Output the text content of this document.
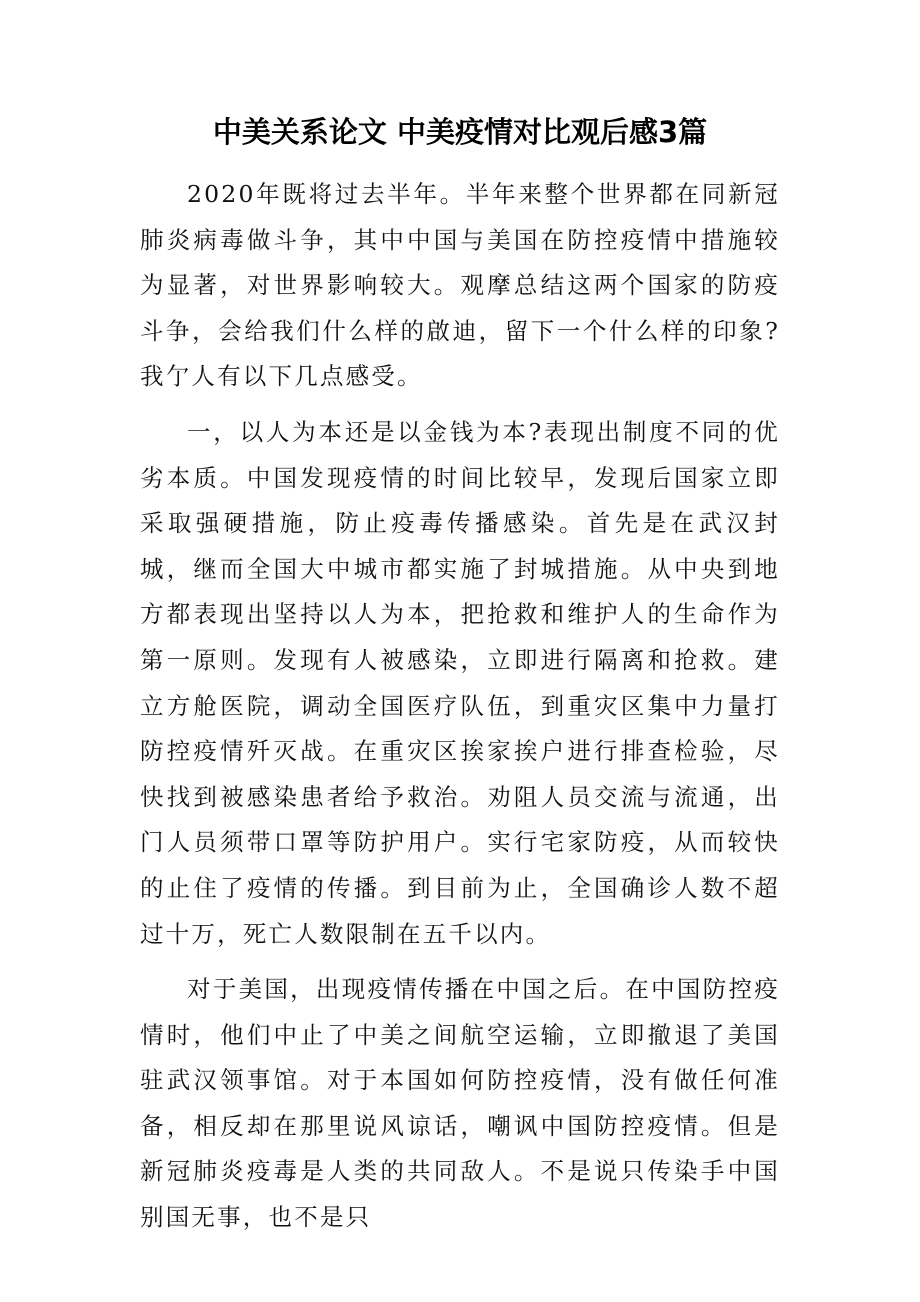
中美关系论文 中美疫情对比观后感3篇

2020年既将过去半年。半年来整个世界都在同新冠肺炎病毒做斗争，其中中国与美国在防控疫情中措施较为显著，对世界影响较大。观摩总结这两个国家的防疫斗争，会给我们什么样的啟迪，留下一个什么样的印象?我亇人有以下几点感受。

一，以人为本还是以金钱为本?表现出制度不同的优劣本质。中国发现疫情的时间比较早，发现后国家立即采取强硬措施，防止疫毒传播感染。首先是在武汉封城，继而全国大中城市都实施了封城措施。从中央到地方都表现出坚持以人为本，把抢救和维护人的生命作为第一原则。发现有人被感染，立即进行隔离和抢救。建立方舱医院，调动全国医疗队伍，到重灾区集中力量打防控疫情歼灭战。在重灾区挨家挨户进行排查检验，尽快找到被感染患者给予救治。劝阻人员交流与流通，出门人员须带口罩等防护用户。实行宅家防疫，从而较快的止住了疫情的传播。到目前为止，全国确诊人数不超过十万，死亡人数限制在五千以内。

对于美国，出现疫情传播在中国之后。在中国防控疫情时，他们中止了中美之间航空运输，立即撤退了美国驻武汉领事馆。对于本国如何防控疫情，没有做任何准备，相反却在那里说风谅话，嘲讽中国防控疫情。但是新冠肺炎疫毒是人类的共同敌人。不是说只传染手中国别国无事，也不是只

TASK OBJECTIVE ->
Reproduce the records verbatim, omitting all images they contain.

WRITTEN RESPONSE ->
Output the text content of this document.
中美关系论文 中美疫情对比观后感3篇

2020年既将过去半年。半年来整个世界都在同新冠肺炎病毒做斗争，其中中国与美国在防控疫情中措施较为显著，对世界影响较大。观摩总结这两个国家的防疫斗争，会给我们什么样的啟迪，留下一个什么样的印象?我亇人有以下几点感受。

一，以人为本还是以金钱为本?表现出制度不同的优劣本质。中国发现疫情的时间比较早，发现后国家立即采取强硬措施，防止疫毒传播感染。首先是在武汉封城，继而全国大中城市都实施了封城措施。从中央到地方都表现出坚持以人为本，把抢救和维护人的生命作为第一原则。发现有人被感染，立即进行隔离和抢救。建立方舱医院，调动全国医疗队伍，到重灾区集中力量打防控疫情歼灭战。在重灾区挨家挨户进行排查检验，尽快找到被感染患者给予救治。劝阻人员交流与流通，出门人员须带口罩等防护用户。实行宅家防疫，从而较快的止住了疫情的传播。到目前为止，全国确诊人数不超过十万，死亡人数限制在五千以内。

对于美国，出现疫情传播在中国之后。在中国防控疫情时，他们中止了中美之间航空运输，立即撤退了美国驻武汉领事馆。对于本国如何防控疫情，没有做任何准备，相反却在那里说风谅话，嘲讽中国防控疫情。但是新冠肺炎疫毒是人类的共同敌人。不是说只传染手中国别国无事，也不是只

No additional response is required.